Required task -> Where does the string "label" appear in the records? Copy every line that contains it.

### Available records

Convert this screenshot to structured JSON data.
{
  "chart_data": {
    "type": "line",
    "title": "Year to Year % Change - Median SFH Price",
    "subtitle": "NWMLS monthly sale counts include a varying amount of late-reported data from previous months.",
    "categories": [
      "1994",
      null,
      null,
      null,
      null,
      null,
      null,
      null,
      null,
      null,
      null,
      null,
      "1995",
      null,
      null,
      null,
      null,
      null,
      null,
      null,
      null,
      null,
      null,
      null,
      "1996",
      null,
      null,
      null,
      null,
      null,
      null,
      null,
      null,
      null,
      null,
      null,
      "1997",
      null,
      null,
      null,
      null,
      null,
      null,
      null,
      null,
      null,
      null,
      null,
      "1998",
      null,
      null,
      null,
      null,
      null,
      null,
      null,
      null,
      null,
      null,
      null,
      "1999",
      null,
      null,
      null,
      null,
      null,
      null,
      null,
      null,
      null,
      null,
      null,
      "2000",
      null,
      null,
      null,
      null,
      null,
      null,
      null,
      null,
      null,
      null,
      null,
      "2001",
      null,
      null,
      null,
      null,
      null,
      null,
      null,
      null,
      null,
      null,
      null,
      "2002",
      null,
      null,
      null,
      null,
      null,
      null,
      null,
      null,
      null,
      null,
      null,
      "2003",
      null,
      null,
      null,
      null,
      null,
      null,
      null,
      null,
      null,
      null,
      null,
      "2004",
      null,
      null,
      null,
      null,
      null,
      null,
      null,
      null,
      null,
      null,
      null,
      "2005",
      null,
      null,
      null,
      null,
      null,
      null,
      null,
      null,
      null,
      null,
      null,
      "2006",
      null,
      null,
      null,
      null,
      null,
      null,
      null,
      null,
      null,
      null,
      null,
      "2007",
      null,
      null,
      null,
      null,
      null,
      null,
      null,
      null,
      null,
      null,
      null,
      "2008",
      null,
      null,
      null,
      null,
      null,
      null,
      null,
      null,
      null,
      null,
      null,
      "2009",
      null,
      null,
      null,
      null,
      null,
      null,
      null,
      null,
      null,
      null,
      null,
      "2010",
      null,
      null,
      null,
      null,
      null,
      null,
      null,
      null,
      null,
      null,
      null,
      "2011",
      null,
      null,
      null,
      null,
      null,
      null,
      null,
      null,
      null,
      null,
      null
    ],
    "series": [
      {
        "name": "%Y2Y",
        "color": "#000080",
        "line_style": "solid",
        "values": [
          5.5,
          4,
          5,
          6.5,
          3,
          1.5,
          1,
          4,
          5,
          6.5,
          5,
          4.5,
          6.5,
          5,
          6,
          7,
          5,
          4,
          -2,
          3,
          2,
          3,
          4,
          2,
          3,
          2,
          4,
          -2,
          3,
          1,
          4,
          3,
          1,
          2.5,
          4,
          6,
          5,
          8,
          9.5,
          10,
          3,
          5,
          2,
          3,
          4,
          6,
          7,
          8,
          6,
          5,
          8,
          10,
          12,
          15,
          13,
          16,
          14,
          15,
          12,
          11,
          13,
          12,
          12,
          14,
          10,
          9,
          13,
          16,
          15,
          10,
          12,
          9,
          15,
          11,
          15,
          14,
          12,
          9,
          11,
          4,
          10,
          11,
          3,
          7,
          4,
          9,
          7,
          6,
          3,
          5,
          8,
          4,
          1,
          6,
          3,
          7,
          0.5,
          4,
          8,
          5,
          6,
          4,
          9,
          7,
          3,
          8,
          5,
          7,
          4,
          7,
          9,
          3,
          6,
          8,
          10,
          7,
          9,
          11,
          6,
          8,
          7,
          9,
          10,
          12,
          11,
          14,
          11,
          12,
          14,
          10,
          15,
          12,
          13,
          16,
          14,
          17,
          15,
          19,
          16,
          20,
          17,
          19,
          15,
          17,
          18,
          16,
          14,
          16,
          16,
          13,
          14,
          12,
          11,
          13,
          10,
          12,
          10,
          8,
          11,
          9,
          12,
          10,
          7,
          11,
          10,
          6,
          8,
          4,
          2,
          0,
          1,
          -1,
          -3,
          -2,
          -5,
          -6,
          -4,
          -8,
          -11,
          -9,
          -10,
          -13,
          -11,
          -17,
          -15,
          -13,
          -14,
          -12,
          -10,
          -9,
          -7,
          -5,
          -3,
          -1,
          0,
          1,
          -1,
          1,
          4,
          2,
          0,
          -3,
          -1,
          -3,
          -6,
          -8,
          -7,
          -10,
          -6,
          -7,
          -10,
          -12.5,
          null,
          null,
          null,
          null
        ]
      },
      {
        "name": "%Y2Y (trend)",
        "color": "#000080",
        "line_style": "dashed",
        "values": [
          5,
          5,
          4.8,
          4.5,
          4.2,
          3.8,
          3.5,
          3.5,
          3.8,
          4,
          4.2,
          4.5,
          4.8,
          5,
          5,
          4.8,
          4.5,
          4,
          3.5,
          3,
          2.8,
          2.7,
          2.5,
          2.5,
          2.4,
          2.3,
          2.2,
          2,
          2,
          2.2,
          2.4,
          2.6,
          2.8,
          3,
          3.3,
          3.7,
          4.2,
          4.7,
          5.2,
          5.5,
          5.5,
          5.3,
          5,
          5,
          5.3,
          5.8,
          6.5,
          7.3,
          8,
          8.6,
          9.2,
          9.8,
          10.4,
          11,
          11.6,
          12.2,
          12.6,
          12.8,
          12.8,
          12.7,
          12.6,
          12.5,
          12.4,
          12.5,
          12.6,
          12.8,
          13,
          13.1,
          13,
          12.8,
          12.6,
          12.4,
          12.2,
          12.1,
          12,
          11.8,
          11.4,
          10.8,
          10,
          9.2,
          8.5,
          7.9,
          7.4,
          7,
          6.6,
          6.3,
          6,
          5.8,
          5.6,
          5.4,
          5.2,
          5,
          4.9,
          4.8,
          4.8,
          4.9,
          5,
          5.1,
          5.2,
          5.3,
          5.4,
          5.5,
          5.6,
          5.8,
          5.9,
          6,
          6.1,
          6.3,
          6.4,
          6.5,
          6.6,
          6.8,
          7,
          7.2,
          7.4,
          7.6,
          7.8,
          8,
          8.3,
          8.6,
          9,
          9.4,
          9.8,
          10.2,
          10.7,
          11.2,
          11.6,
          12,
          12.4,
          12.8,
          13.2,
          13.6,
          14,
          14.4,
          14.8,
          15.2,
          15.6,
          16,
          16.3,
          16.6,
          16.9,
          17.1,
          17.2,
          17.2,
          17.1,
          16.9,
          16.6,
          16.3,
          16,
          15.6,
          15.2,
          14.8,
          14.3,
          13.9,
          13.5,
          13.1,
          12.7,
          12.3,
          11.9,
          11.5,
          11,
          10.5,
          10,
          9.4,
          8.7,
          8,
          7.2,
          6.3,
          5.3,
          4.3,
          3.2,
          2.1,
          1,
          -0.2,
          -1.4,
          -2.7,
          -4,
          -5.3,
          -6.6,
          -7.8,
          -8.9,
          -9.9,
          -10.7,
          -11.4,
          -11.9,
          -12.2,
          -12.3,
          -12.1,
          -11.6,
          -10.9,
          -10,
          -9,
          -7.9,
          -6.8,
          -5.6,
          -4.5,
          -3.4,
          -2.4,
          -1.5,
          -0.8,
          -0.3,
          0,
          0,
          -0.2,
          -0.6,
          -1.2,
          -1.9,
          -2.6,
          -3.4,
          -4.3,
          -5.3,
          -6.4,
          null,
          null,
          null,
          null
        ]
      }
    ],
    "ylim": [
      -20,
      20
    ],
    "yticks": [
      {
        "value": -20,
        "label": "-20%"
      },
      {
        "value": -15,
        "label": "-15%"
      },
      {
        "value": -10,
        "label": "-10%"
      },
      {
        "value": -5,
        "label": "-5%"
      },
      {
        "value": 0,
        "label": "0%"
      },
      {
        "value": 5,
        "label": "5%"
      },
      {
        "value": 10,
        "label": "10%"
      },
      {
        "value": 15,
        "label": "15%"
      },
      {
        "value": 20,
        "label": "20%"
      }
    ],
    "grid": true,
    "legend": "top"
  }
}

######

Exercise solution ->
        "label": "-20%"
        "label": "-15%"
        "label": "-10%"
        "label": "-5%"
        "label": "0%"
        "label": "5%"
        "label": "10%"
        "label": "15%"
        "label": "20%"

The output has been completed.